◆ What you are asked to do ◆
The material below should be written out in full and exactly; pictures stay out of the copy.

Extracted data entries
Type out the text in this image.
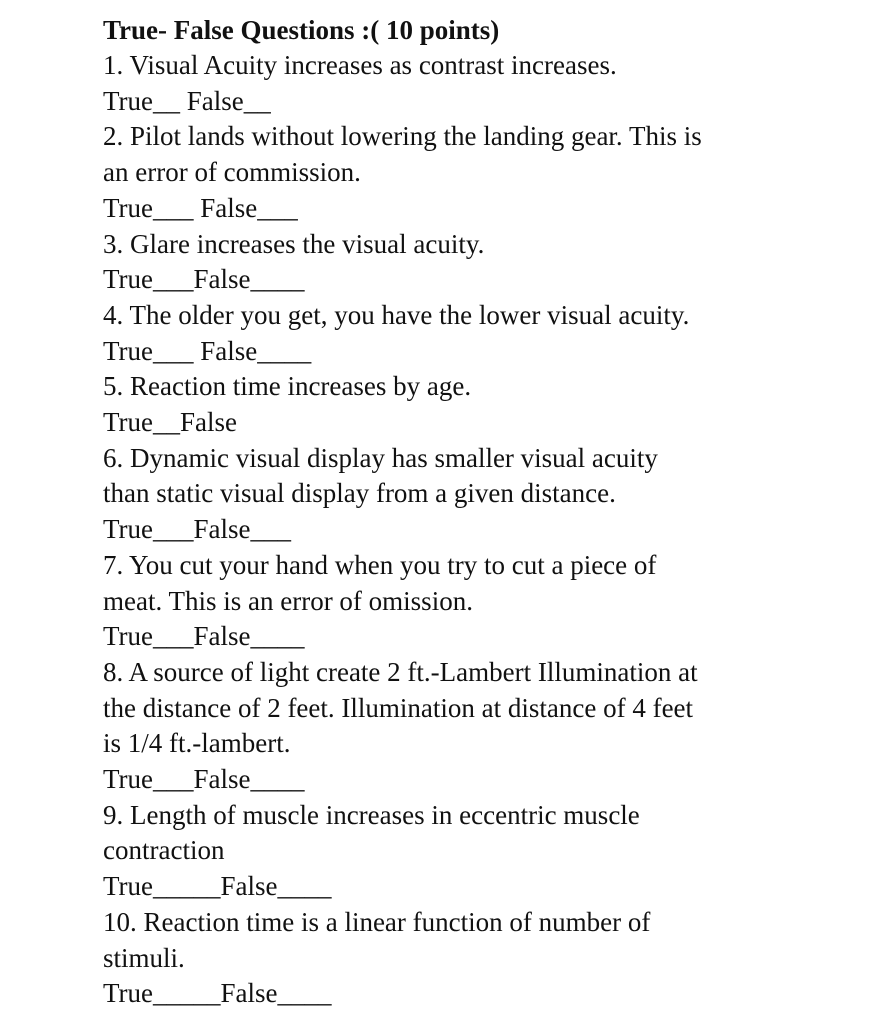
True- False Questions :( 10 points)

1. Visual Acuity increases as contrast increases.

True__ False__

2. Pilot lands without lowering the landing gear. This is

an error of commission.

True___ False___

3. Glare increases the visual acuity.

True___False____

4. The older you get, you have the lower visual acuity.

True___ False____

5. Reaction time increases by age.

True__False

6. Dynamic visual display has smaller visual acuity

than static visual display from a given distance.

True___False___

7. You cut your hand when you try to cut a piece of

meat. This is an error of omission.

True___False____

8. A source of light create 2 ft.-Lambert Illumination at

the distance of 2 feet. Illumination at distance of 4 feet

is 1/4 ft.-lambert.

True___False____

9. Length of muscle increases in eccentric muscle

contraction

True_____False____

10. Reaction time is a linear function of number of

stimuli.

True_____False____
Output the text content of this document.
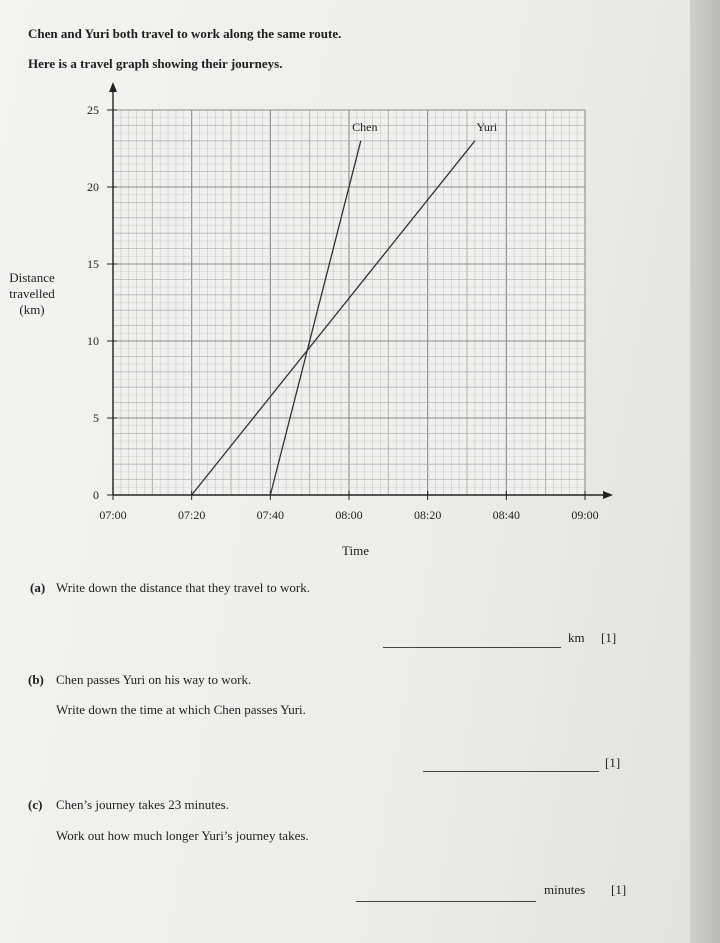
Chen and Yuri both travel to work along the same route.
Here is a travel graph showing their journeys.
Distance
travelled
(km)
07:00	07:20	07:40	08:00	08:20	08:40	09:00
0
5
10
15
20
25
Chen	Yuri
Time
(a) Write down the distance that they travel to work.
km [1]
(b) Chen passes Yuri on his way to work.
Write down the time at which Chen passes Yuri.
[1]
(c) Chen’s journey takes 23 minutes.
Work out how much longer Yuri’s journey takes.
minutes [1]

◆ Solution to the problem ◆
Type out the text in this image.
True- False Questions :( 10 points)

1. Visual Acuity increases as contrast increases.

True__ False__

2. Pilot lands without lowering the landing gear. This is

an error of commission.

True___ False___

3. Glare increases the visual acuity.

True___False____

4. The older you get, you have the lower visual acuity.

True___ False____

5. Reaction time increases by age.

True__False

6. Dynamic visual display has smaller visual acuity

than static visual display from a given distance.

True___False___

7. You cut your hand when you try to cut a piece of

meat. This is an error of omission.

True___False____

8. A source of light create 2 ft.-Lambert Illumination at

the distance of 2 feet. Illumination at distance of 4 feet

is 1/4 ft.-lambert.

True___False____

9. Length of muscle increases in eccentric muscle

contraction

True_____False____

10. Reaction time is a linear function of number of

stimuli.

True_____False____
Output the text content of this document.
Chen and Yuri both travel to work along the same route.
Here is a travel graph showing their journeys.
Distance
travelled
(km)
07:00	07:20	07:40	08:00	08:20	08:40	09:00
0
5
10
15
20
25
Chen	Yuri
Time
(a) Write down the distance that they travel to work.
km [1]
(b) Chen passes Yuri on his way to work.
Write down the time at which Chen passes Yuri.
[1]
(c) Chen’s journey takes 23 minutes.
Work out how much longer Yuri’s journey takes.
minutes [1]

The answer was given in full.